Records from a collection
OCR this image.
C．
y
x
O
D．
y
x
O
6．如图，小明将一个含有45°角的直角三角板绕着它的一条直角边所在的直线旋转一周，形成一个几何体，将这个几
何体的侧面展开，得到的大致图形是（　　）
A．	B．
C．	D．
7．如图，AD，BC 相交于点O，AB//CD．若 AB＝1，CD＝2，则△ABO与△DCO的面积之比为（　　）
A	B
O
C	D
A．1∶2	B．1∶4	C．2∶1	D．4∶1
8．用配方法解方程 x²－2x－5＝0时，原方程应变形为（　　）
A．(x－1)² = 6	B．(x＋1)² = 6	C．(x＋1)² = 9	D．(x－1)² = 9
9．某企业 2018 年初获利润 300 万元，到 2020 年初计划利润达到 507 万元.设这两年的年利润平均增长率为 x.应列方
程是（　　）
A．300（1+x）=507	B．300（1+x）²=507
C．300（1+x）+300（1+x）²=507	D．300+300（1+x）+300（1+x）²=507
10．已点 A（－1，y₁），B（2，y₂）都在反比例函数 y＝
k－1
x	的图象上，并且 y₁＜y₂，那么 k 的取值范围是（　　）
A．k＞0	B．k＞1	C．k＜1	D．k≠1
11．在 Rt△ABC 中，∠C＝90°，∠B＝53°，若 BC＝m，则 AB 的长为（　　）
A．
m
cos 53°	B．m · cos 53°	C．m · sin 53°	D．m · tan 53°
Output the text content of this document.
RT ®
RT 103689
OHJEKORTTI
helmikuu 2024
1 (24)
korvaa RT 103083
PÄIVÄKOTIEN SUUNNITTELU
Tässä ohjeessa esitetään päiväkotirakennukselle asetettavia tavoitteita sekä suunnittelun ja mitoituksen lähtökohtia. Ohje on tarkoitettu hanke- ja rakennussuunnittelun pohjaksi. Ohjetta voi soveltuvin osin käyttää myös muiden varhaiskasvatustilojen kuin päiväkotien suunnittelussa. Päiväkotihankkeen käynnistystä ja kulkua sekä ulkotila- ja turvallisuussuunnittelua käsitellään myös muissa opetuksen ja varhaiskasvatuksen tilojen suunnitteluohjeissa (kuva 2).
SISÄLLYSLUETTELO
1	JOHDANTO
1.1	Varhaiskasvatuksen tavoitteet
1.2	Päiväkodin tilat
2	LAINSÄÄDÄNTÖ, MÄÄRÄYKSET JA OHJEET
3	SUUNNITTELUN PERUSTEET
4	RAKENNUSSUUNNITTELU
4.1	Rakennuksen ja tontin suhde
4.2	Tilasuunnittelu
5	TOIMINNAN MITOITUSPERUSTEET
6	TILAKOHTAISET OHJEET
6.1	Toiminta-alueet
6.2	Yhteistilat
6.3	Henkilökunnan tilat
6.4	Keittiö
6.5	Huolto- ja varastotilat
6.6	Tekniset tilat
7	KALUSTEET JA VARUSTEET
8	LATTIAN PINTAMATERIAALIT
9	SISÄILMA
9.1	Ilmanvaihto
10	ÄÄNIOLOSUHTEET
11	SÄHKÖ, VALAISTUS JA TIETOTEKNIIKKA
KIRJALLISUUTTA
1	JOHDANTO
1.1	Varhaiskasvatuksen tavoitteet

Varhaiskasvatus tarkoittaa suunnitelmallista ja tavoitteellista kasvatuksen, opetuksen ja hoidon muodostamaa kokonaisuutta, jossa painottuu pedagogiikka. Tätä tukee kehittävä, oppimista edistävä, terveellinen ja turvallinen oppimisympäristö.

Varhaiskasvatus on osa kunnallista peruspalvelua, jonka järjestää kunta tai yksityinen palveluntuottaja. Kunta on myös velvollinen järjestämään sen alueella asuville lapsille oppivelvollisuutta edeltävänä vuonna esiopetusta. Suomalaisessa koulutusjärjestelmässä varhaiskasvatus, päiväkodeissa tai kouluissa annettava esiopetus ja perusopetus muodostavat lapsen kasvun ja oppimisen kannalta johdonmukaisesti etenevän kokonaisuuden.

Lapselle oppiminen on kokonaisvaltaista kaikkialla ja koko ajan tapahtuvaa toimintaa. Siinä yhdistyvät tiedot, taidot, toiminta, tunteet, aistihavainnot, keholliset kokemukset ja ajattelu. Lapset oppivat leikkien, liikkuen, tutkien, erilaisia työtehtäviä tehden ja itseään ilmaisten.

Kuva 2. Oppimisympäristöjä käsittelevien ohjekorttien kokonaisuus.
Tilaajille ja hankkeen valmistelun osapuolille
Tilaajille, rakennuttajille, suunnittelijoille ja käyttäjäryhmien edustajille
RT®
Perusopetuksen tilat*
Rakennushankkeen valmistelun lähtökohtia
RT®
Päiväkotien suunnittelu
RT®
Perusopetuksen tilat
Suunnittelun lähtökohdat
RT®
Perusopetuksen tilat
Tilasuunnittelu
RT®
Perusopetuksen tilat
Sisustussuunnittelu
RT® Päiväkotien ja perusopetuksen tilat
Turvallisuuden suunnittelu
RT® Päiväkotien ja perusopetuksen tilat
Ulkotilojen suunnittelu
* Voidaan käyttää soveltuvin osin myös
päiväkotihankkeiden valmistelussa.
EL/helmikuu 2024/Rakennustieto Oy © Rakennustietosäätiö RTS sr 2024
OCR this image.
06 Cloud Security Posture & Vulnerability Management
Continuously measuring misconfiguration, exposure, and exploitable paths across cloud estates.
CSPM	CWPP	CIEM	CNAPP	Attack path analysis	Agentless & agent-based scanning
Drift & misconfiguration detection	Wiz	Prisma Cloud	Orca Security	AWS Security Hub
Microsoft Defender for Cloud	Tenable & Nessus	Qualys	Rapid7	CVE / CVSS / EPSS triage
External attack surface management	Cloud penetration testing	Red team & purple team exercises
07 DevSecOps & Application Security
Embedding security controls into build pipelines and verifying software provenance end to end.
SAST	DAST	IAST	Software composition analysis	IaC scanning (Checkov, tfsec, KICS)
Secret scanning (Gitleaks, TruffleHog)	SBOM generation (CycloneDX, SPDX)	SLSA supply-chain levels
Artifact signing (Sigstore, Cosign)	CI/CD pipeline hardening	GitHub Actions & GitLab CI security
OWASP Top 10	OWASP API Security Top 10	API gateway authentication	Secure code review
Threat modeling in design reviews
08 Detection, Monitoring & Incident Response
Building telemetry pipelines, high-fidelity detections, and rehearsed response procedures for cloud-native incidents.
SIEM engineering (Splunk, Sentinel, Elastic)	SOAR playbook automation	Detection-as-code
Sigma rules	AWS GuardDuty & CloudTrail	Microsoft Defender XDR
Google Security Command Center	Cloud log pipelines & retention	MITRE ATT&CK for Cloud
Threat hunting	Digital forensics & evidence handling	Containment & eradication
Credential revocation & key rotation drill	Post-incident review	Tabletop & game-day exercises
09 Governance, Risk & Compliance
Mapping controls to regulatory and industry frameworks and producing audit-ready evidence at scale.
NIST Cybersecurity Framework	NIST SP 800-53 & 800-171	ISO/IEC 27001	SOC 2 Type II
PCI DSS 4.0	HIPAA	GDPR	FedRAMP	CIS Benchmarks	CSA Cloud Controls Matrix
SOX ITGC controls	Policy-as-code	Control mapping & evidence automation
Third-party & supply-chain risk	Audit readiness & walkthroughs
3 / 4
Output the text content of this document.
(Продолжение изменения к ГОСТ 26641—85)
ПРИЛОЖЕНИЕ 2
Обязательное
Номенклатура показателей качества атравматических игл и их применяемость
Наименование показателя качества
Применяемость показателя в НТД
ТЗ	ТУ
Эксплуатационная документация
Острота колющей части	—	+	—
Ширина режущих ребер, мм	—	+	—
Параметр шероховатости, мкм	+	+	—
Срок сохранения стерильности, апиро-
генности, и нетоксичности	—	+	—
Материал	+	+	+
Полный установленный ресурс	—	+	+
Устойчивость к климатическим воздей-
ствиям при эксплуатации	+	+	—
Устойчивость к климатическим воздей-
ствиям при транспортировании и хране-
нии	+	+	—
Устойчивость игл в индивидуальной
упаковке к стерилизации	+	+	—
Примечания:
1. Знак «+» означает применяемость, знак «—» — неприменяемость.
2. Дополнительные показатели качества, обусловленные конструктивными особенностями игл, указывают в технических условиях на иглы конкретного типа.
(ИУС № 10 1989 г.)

**YOUR OBJECTIVE:** In the material above, find the lines that contain "OHJEET" and show them.

**TASK ANSWER:**
2	LAINSÄÄDÄNTÖ, MÄÄRÄYKSET JA OHJEET
6	TILAKOHTAISET OHJEET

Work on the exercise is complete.